=== JOB ===
Print verbatim every line starting at the one that contains "OCR this image." and ending at the final line of the records; include both endpoints.

=== SUPPLIED DATA ===

* * * * * * * * *

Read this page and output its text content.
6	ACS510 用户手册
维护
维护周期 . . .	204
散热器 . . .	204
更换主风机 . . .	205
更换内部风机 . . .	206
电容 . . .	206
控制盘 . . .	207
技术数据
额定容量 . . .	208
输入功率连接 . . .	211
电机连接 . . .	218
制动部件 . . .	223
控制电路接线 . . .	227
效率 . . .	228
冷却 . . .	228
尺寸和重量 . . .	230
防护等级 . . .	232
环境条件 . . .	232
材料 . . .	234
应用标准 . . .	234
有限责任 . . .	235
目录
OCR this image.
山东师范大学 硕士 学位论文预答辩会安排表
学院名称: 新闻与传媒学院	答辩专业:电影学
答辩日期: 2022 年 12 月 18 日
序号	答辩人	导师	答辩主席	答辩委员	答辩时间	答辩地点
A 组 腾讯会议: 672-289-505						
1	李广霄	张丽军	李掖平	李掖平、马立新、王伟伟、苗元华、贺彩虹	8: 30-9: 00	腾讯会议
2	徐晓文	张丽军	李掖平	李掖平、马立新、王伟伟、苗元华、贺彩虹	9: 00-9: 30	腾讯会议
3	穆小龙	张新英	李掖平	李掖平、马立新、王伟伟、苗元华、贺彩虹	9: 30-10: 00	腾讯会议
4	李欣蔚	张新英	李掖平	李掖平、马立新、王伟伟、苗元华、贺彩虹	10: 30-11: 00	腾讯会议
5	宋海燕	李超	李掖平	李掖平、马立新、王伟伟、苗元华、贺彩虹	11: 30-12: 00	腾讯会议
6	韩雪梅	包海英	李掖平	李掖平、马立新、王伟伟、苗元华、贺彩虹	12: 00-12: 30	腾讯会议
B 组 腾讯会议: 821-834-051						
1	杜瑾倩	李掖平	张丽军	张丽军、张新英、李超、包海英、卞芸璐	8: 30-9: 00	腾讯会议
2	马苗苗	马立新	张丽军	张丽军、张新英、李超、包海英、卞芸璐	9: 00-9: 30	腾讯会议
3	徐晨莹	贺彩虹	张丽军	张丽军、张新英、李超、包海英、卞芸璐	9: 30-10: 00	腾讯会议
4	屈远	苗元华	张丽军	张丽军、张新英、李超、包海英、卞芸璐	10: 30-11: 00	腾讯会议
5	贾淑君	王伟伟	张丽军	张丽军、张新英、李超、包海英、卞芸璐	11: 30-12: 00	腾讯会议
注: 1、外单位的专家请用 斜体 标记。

* * * * * * * * *

=== EXERCISE RESPONSE ===
OCR this image.
山东师范大学 硕士 学位论文预答辩会安排表
学院名称: 新闻与传媒学院	答辩专业:电影学
答辩日期: 2022 年 12 月 18 日
序号	答辩人	导师	答辩主席	答辩委员	答辩时间	答辩地点
A 组 腾讯会议: 672-289-505						
1	李广霄	张丽军	李掖平	李掖平、马立新、王伟伟、苗元华、贺彩虹	8: 30-9: 00	腾讯会议
2	徐晓文	张丽军	李掖平	李掖平、马立新、王伟伟、苗元华、贺彩虹	9: 00-9: 30	腾讯会议
3	穆小龙	张新英	李掖平	李掖平、马立新、王伟伟、苗元华、贺彩虹	9: 30-10: 00	腾讯会议
4	李欣蔚	张新英	李掖平	李掖平、马立新、王伟伟、苗元华、贺彩虹	10: 30-11: 00	腾讯会议
5	宋海燕	李超	李掖平	李掖平、马立新、王伟伟、苗元华、贺彩虹	11: 30-12: 00	腾讯会议
6	韩雪梅	包海英	李掖平	李掖平、马立新、王伟伟、苗元华、贺彩虹	12: 00-12: 30	腾讯会议
B 组 腾讯会议: 821-834-051						
1	杜瑾倩	李掖平	张丽军	张丽军、张新英、李超、包海英、卞芸璐	8: 30-9: 00	腾讯会议
2	马苗苗	马立新	张丽军	张丽军、张新英、李超、包海英、卞芸璐	9: 00-9: 30	腾讯会议
3	徐晨莹	贺彩虹	张丽军	张丽军、张新英、李超、包海英、卞芸璐	9: 30-10: 00	腾讯会议
4	屈远	苗元华	张丽军	张丽军、张新英、李超、包海英、卞芸璐	10: 30-11: 00	腾讯会议
5	贾淑君	王伟伟	张丽军	张丽军、张新英、李超、包海英、卞芸璐	11: 30-12: 00	腾讯会议
注: 1、外单位的专家请用 斜体 标记。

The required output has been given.